• PASSAGE SHOWN

######

- Born: c. 1957 Rochester, New York, U.S.
- Education: Berklee College of Music (B.M., 1979) Pepperdine University (M.B.A.)
- Occupations: Music executive, music supervisor, author
- Known for: Senior Vice President of Television Music at Paramount Pictures; Executive Vice President of The Recording Academy

= David Grossman (music executive) =

American music executive and author

David Grossman (born c. 1957) is an American music executive and author. He served as Senior Vice President of Television Music at Paramount Pictures Television Group for approximately 16 years, overseeing music for television productions that earned nine Primetime Emmy Awards, and subsequently as Executive Vice President of The Recording Academy.

== Early life and education ==

Grossman was born in Rochester, New York. He began performing at age 17 as a drummer with the international performing arts group Up with People. He attended the Berklee College of Music, graduating with a degree in music composition in 1979, and later earned a Master of Business Administration from Pepperdine University. He received the Distinguished Alumni Award from Berklee College of Music.

== Career ==

=== Paramount Pictures ===

After graduating from Berklee, Grossman worked as a freelance drummer and percussionist in Los Angeles before transitioning into music management for the television industry. He joined the music division of Paramount Pictures Television Group, where he served as Senior Vice President of Television Music for approximately 16 years. In that role he oversaw music production and licensing for television productions including Star Trek: The Next Generation, Frasier, Cheers, and Entertainment Tonight. Productions under his supervision earned nine Primetime Emmy Awards and more than 30 nominations during his tenure. A 2000 cover story in Film Music magazine featured him discussing the direction of television music licensing and production. In 2002, Variety reported his promotion to Senior Vice President within the studio's music division.

######

• ENTRIES SUPPLIED
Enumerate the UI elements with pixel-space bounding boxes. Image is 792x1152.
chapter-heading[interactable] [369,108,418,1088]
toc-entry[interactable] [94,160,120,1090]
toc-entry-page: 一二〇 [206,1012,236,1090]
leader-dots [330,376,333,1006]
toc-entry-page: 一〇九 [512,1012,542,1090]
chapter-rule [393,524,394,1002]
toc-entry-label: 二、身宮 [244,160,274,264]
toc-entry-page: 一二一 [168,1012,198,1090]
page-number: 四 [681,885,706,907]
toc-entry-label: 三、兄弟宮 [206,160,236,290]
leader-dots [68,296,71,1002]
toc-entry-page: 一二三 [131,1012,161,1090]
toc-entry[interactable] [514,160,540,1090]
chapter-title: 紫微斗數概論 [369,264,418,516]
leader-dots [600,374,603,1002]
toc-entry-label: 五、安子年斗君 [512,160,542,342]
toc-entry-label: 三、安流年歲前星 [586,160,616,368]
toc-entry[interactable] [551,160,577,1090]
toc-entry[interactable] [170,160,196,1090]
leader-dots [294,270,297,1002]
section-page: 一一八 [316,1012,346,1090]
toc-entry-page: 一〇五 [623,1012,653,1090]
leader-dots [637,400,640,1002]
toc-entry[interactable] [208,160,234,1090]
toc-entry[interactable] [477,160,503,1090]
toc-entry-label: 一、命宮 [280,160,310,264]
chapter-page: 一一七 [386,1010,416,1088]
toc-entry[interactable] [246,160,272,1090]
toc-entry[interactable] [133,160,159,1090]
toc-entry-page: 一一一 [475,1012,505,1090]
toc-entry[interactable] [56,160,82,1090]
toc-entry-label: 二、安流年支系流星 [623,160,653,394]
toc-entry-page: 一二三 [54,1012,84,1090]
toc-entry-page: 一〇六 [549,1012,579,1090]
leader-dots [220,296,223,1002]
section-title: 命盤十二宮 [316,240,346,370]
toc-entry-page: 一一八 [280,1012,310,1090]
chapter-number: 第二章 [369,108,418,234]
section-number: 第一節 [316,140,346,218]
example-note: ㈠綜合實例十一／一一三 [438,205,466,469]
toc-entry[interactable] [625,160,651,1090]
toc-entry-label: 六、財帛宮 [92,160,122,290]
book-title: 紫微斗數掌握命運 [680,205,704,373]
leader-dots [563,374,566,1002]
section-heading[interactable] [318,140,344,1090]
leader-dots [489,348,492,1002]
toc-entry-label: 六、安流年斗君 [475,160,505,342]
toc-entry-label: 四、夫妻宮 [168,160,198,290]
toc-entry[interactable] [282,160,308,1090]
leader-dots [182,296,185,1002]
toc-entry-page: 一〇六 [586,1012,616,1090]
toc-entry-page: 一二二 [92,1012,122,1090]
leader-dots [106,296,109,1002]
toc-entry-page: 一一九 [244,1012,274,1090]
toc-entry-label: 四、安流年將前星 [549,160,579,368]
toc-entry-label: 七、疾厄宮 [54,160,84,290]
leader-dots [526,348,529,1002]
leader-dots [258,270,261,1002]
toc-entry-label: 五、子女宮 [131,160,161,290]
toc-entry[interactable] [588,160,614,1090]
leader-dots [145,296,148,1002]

######

• REQUIRED ACTIONS
a - Turn the paragraph of the David Grossman biography that begins "Grossman was born in Rochester" into a short bulleted list that keeps its main facts.
b - Reproduce the portion of the David Grossman biography between "- Born: c. 1957" and "The Recording Academy.", inclusive, without changing a character.
Rely only on the David Grossman biography for what comes next.

• TASK-BY-TASK ANSWERS
a -
- Born in Rochester, New York
- Began performing at age 17 as a drummer with the international performing arts group Up with People
- Graduated from Berklee College of Music with a degree in music composition in 1979
- Later earned an MBA from Pepperdine University
- Received Berklee's Distinguished Alumni Award

b -
- Born: c. 1957 Rochester, New York, U.S.
- Education: Berklee College of Music (B.M., 1979) Pepperdine University (M.B.A.)
- Occupations: Music executive, music supervisor, author
- Known for: Senior Vice President of Television Music at Paramount Pictures; Executive Vice President of The Recording Academy

= David Grossman (music executive) =

American music executive and author

David Grossman (born c. 1957) is an American music executive and author. He served as Senior Vice President of Television Music at Paramount Pictures Television Group for approximately 16 years, overseeing music for television productions that earned nine Primetime Emmy Awards, and subsequently as Executive Vice President of The Recording Academy.